# Short exercise
Look for the string "Зефир" in every line, and copy each line that has it.

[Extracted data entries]
=======
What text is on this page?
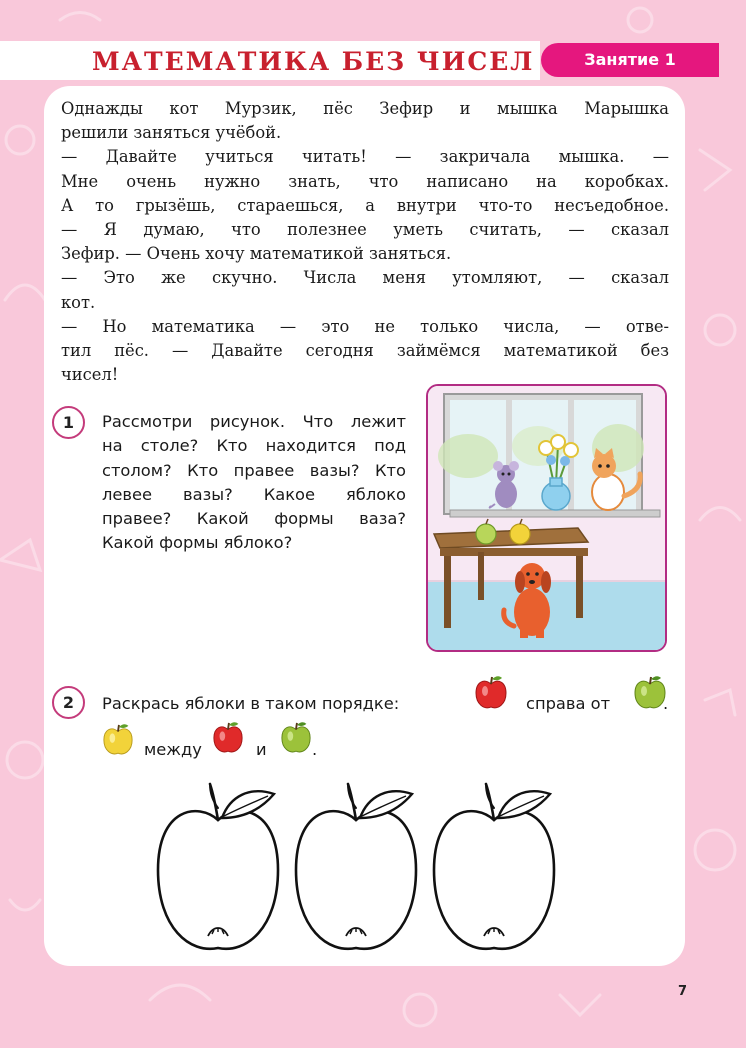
МАТЕМАТИКА БЕЗ ЧИСЕЛ	Занятие 1

Однажды кот Мурзик, пёс Зефир и мышка Марышка

решили заняться учёбой.

— Давайте учиться читать! — закричала мышка. —

Мне очень нужно знать, что написано на коробках.

А то грызёшь, стараешься, а внутри что-то несъедобное.

— Я думаю, что полезнее уметь считать, — сказал

Зефир. — Очень хочу математикой заняться.

— Это же скучно. Числа меня утомляют, — сказал

кот.

— Но математика — это не только числа, — отве-

тил пёс. — Давайте сегодня займёмся математикой без

чисел!

1	Рассмотри рисунок. Что лежит

на столе? Кто находится под

столом? Кто правее вазы? Кто

левее вазы? Какое яблоко

правее? Какой формы ваза?

Какой формы яблоко?

2	Раскрась яблоки в таком порядке:	справа от	.
между	и	.
7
=======
# Task solution
Однажды кот Мурзик, пёс Зефир и мышка Марышка
Зефир. — Очень хочу математикой заняться.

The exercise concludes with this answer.